## À FAIRE
Dans le texte sur le pape François, reprenez le passage qui va de « L’actuel dirigeant de » jusqu'à « probablement, Jean-Paul Ier? » en substituant « noviciat » à « séminaire ».

## TEXTE SOURCE
----
Le pape François est-il vraiment seul contre tous?

Dans son livre François, seul contre tous – Enquête sur un pape en danger qu’il présentait à l’émission Tout le monde en parle en avril dernier, le journaliste d’investigation suisse Arnaud Bédat fait une éloquente démonstration de ce constat.

L’actuel dirigeant de l’Église aurait très bien pu ne jamais l’être. Même si le jeune Jorge Mario Bergoglio était d’une famille où la foi se vivait de façon simple et concrète, sa mère s’opposait à ce qu’il entre au séminaire.

Le pape est-il dans la mire de certains groupes qui voudraient l’éliminer tout comme l’a été Jean-Paul II et, très probablement, Jean-Paul Ier?
----
## DONNÉES À EXAMINER

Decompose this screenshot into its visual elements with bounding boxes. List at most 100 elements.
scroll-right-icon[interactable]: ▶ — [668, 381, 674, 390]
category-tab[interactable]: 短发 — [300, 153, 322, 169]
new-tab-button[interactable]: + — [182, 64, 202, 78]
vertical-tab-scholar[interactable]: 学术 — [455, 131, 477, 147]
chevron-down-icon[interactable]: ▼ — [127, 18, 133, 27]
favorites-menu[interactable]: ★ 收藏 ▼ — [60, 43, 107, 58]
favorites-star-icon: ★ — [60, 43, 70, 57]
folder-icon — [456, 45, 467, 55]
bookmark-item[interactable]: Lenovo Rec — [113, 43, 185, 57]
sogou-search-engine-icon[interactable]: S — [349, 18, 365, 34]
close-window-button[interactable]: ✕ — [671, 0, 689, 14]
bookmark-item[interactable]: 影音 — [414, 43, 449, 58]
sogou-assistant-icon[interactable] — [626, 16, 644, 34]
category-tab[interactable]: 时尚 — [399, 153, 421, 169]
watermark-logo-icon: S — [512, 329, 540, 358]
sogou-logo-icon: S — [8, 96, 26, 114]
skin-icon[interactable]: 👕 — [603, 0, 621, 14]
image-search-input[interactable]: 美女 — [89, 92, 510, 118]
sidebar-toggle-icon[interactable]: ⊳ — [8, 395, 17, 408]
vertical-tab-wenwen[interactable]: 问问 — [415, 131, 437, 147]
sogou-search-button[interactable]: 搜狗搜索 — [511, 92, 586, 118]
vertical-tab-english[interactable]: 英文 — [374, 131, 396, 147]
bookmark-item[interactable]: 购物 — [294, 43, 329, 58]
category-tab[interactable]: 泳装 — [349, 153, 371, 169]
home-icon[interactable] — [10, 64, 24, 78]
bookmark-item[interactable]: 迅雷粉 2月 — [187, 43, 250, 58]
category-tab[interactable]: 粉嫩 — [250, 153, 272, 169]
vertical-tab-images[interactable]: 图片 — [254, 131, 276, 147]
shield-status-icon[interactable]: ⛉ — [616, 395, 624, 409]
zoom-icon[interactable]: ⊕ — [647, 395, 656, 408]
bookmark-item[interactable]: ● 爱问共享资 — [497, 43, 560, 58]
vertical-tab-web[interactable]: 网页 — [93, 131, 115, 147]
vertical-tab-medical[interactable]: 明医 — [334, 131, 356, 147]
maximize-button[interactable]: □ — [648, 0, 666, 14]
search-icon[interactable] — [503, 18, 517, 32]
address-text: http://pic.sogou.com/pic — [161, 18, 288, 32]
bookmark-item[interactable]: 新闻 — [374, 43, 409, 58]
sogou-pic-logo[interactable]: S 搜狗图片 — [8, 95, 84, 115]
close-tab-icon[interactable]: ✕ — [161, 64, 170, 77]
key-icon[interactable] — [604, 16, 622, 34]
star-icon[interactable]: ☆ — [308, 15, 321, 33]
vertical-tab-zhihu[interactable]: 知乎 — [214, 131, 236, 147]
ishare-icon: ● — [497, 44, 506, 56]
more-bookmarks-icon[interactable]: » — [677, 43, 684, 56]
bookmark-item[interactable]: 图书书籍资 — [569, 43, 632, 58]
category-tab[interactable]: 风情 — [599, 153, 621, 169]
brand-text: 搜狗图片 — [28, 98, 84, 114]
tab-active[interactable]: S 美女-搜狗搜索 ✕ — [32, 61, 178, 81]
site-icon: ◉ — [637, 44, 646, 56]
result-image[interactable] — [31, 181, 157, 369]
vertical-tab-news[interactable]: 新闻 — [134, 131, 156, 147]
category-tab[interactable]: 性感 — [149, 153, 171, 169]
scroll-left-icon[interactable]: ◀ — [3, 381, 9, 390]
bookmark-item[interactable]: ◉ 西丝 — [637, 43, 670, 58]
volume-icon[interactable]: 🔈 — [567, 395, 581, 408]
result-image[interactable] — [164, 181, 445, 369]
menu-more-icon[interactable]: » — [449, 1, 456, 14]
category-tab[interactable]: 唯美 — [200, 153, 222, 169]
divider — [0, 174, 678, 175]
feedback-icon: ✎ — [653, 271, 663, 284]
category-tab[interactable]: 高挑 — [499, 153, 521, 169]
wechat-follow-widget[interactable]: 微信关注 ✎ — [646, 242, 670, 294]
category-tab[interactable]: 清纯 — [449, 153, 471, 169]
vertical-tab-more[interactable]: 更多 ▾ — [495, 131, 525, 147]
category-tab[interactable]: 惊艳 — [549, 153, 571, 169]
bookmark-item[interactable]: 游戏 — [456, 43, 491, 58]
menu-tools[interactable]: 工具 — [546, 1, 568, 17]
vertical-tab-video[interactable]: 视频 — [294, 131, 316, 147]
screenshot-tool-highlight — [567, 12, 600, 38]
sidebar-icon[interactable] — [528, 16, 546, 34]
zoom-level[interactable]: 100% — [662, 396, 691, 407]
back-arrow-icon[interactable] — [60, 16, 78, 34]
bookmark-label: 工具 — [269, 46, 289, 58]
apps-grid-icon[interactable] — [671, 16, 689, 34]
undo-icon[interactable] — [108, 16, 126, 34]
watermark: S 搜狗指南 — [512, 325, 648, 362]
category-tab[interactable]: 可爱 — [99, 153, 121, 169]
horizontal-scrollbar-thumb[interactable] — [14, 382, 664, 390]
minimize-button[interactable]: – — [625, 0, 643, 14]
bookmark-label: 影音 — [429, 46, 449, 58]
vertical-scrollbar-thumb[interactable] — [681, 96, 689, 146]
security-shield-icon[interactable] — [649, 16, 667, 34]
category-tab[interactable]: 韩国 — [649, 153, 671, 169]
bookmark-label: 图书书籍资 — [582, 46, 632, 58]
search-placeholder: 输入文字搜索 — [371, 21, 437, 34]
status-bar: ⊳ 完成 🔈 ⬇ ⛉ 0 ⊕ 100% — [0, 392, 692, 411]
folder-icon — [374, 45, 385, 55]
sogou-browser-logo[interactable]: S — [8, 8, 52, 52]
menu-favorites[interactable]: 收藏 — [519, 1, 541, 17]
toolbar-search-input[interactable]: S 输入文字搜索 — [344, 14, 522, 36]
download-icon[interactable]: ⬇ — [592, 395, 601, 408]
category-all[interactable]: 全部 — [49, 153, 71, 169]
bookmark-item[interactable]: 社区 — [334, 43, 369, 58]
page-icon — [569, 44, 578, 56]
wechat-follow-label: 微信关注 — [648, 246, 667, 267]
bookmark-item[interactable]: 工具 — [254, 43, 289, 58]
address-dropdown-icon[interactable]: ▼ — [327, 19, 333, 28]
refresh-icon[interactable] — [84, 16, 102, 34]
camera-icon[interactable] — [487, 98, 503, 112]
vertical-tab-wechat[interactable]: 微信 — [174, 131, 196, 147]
----
## SOLUTION DU PROBLÈME
L’actuel dirigeant de l’Église aurait très bien pu ne jamais l’être. Même si le jeune Jorge Mario Bergoglio était d’une famille où la foi se vivait de façon simple et concrète, sa mère s’opposait à ce qu’il entre au noviciat.

Le pape est-il dans la mire de certains groupes qui voudraient l’éliminer tout comme l’a été Jean-Paul II et, très probablement, Jean-Paul Ier?